#### Required actions:
A. From the forum thread on a planned baby meet-and-greet party, reproduce word for word the part that opens with the words containing "AutumnOrange · 28/05/2022 19:19" and closes with "say on this.".
B. Answer these questions from the forum thread on a planned baby meet-and-greet party:
(i) How many guests attended the christening mentioned in the opening line?
(ii) What kind of party does Yutes say the event essentially is?
(iii) How many people were at the relatives' home when InTheNightWeWillWish visited with DD at about 3 months old?
C. Extend the forum thread on a planned baby meet-and-greet party beyond its final post.

#### Source document:
+++

Her christening at 3 months old we had 60 guests but got caterers into organise everything.

MmeMeursault · 28/05/2022 19:01

Yeah just don't call it "Baby Meet and Greet".

Excruciating.

Yutes · 28/05/2022 19:03

It’s essentially a “sip and see” party.

i think the premise is ok, as everyone that wants to pop by has a time and day thst suits you.

Dont let your partner guilt you into it though OP. You will both be first time parents. It seems like a great idea but please bear in mind - sleep deprivation, baby maybe not sleeping too, any other issues that may arise, you may be feeling a bit yuck (it’s possible).
all your partner needs to deal with is a new addition, not body or emotional changes.

Bottom line: it’s a lovely celebration of a nee addition to your family. And if that’s what you want and how you see it then don’t let anyone change that. Even whether you have a gathering, or not, will not change that. So don’t get swept away Smile

InTheNightWeWillWish · 28/05/2022 19:04

I don’t live near my family and travelled to see them when DD was about 3 months old. There were 13 people at my relatives and she was passed around so everyone could say hello. She wasn’t passed around everyone but there was still a lot going on. Lots of noises, new smells. She’d also already met 4 of the people who were there. She got really cranky after a couple of hours because it was very overwhelming for her. We had to leave because she wouldn’t settle.

Honestly, this sounds like a disaster. Even if the baby has met some important people already. You’re going to have to clean enough for people to come over, which will not be the top of your priority list. If baby is unsettled you don’t have any option to leave as it’ll be at your house. Parties at your house are likely to go on longer than a couple of hours.

AutumnOrange · 28/05/2022 19:19

12 weeks old? 60 people? With dc 2 and dc 4 would have been perfectly doable. With dc 1 dc 3 it would have been a nightmare and would have broken me.
You have the final say on this.
It is great he is excited and wants to show off his child but you have no idea how you will be feeling not whether you get an ‘easy’ baby or not. You have the final say

AutumnOrange · 28/05/2022 19:20

*nor

ElenaSt · 28/05/2022 19:23

A meet and greet event?

Is your baby going to be someone important? The second coming of Jesus Christ?

If not and you're having a bog standard baby, what is the big fuss all about?

+++

#### Dataset excerpts:
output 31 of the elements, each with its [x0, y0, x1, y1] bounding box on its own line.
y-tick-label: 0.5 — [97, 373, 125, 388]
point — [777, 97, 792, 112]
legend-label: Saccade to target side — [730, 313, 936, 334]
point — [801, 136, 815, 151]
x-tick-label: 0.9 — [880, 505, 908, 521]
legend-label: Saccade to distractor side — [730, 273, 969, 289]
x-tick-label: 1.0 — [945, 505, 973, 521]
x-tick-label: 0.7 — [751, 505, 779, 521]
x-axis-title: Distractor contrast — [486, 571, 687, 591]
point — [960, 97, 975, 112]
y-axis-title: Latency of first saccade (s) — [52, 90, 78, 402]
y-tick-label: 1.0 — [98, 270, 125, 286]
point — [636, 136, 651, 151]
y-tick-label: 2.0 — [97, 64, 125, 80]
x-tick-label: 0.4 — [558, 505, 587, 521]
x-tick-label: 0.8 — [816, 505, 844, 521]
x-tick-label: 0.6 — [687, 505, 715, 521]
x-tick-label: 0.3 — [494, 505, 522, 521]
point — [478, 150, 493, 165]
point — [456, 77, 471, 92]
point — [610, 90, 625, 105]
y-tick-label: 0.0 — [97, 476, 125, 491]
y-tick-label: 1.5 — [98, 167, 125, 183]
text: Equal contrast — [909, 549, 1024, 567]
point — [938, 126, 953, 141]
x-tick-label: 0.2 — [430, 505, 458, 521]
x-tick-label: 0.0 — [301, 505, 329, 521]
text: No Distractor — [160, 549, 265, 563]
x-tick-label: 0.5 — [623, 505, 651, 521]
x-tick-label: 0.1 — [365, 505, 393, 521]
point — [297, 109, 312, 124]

+++

#### Answers given:
A.
AutumnOrange · 28/05/2022 19:19

12 weeks old? 60 people? With dc 2 and dc 4 would have been perfectly doable. With dc 1 dc 3 it would have been a nightmare and would have broken me.
You have the final say on this.

B.
(i) 60 guests.
(ii) A "sip and see" party.
(iii) 13 people.

C.
ElenaSt · 28/05/2022 19:25

Personally I would let him do all the work and organisation and on the morning of the grand event I would get up early and leave instructions on how to care for the baby and then fuck off to the Maldives for the weekend.

erinaceus · 28/05/2022 19:28

Do you plan to have a Christening or similar? If not, it is not a bad idea to have the baby meeting others but 3 months is so young. I get that your DH might be looking forward to the idea but he will have his hands full enough shortly(!)

I think you are totally reasonable to suggest pushing the date back to 6 months or even a year old, and definitely do not phrase it as a meet and greet! An extravagant first birthday party could make (more) sense.

Tulips21 · 28/05/2022 19:33

ElenaSt · 28/05/2022 19:23

A meet and greet event?

Is your baby going to be someone important? The second coming of Jesus Christ?

If not and you're having a bog standard baby, what is the big fuss all about?

I agree with this, sounds a bit OTT. Surely the people who want to actually see your baby , will turn up Within the first 3 months of arrival?
Do most the people invited, actually want to meet your baby as In, are they really bothered?

vodkaredbullgirl · 28/05/2022 19:36

Meet and greet, never heard of that before.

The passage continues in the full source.